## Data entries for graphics
________

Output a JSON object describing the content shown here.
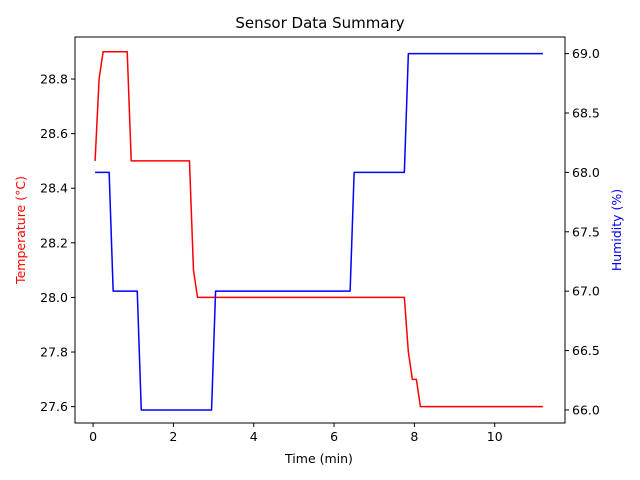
{
  "chart_data": {
    "type": "line",
    "title": "Sensor Data Summary",
    "xlabel": "Time (min)",
    "ylabel": "Temperature (°C)",
    "ylabel_right": "Humidity (%)",
    "xlim": [
      -0.45,
      11.75
    ],
    "ylim": [
      27.54,
      28.954
    ],
    "ylim_right": [
      65.89,
      69.14
    ],
    "x_ticks": [
      0,
      2,
      4,
      6,
      8,
      10
    ],
    "y_ticks": [
      27.6,
      27.8,
      28.0,
      28.2,
      28.4,
      28.6,
      28.8
    ],
    "y_ticks_right": [
      66.0,
      66.5,
      67.0,
      67.5,
      68.0,
      68.5,
      69.0
    ],
    "x_tick_labels": [
      "0",
      "2",
      "4",
      "6",
      "8",
      "10"
    ],
    "y_tick_labels": [
      "27.6",
      "27.8",
      "28.0",
      "28.2",
      "28.4",
      "28.6",
      "28.8"
    ],
    "y_tick_labels_right": [
      "66.0",
      "66.5",
      "67.0",
      "67.5",
      "68.0",
      "68.5",
      "69.0"
    ],
    "grid": false,
    "legend": "none",
    "series": [
      {
        "axis": "left",
        "color": "#ff0000",
        "x": [
          0.05,
          0.15,
          0.25,
          0.35,
          0.85,
          0.95,
          2.4,
          2.5,
          2.6,
          7.75,
          7.85,
          7.95,
          8.05,
          8.15,
          11.2
        ],
        "y": [
          28.5,
          28.8,
          28.9,
          28.9,
          28.9,
          28.5,
          28.5,
          28.1,
          28.0,
          28.0,
          27.8,
          27.7,
          27.7,
          27.6,
          27.6
        ]
      },
      {
        "axis": "right",
        "color": "#0000ff",
        "x": [
          0.05,
          0.4,
          0.5,
          1.1,
          1.2,
          2.95,
          3.05,
          6.4,
          6.5,
          7.75,
          7.85,
          11.2
        ],
        "y": [
          68.0,
          68.0,
          67.0,
          67.0,
          66.0,
          66.0,
          67.0,
          67.0,
          68.0,
          68.0,
          69.0,
          69.0
        ]
      }
    ]
  }
}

________

## Exercise instructions
Retype every record above exactly as written, but leave out the pictures.

## Expected answer
Output a JSON object describing the content shown here.
{
  "chart_data": {
    "type": "line",
    "title": "Sensor Data Summary",
    "xlabel": "Time (min)",
    "ylabel": "Temperature (°C)",
    "ylabel_right": "Humidity (%)",
    "xlim": [
      -0.45,
      11.75
    ],
    "ylim": [
      27.54,
      28.954
    ],
    "ylim_right": [
      65.89,
      69.14
    ],
    "x_ticks": [
      0,
      2,
      4,
      6,
      8,
      10
    ],
    "y_ticks": [
      27.6,
      27.8,
      28.0,
      28.2,
      28.4,
      28.6,
      28.8
    ],
    "y_ticks_right": [
      66.0,
      66.5,
      67.0,
      67.5,
      68.0,
      68.5,
      69.0
    ],
    "x_tick_labels": [
      "0",
      "2",
      "4",
      "6",
      "8",
      "10"
    ],
    "y_tick_labels": [
      "27.6",
      "27.8",
      "28.0",
      "28.2",
      "28.4",
      "28.6",
      "28.8"
    ],
    "y_tick_labels_right": [
      "66.0",
      "66.5",
      "67.0",
      "67.5",
      "68.0",
      "68.5",
      "69.0"
    ],
    "grid": false,
    "legend": "none",
    "series": [
      {
        "axis": "left",
        "color": "#ff0000",
        "x": [
          0.05,
          0.15,
          0.25,
          0.35,
          0.85,
          0.95,
          2.4,
          2.5,
          2.6,
          7.75,
          7.85,
          7.95,
          8.05,
          8.15,
          11.2
        ],
        "y": [
          28.5,
          28.8,
          28.9,
          28.9,
          28.9,
          28.5,
          28.5,
          28.1,
          28.0,
          28.0,
          27.8,
          27.7,
          27.7,
          27.6,
          27.6
        ]
      },
      {
        "axis": "right",
        "color": "#0000ff",
        "x": [
          0.05,
          0.4,
          0.5,
          1.1,
          1.2,
          2.95,
          3.05,
          6.4,
          6.5,
          7.75,
          7.85,
          11.2
        ],
        "y": [
          68.0,
          68.0,
          67.0,
          67.0,
          66.0,
          66.0,
          67.0,
          67.0,
          68.0,
          68.0,
          69.0,
          69.0
        ]
      }
    ]
  }
}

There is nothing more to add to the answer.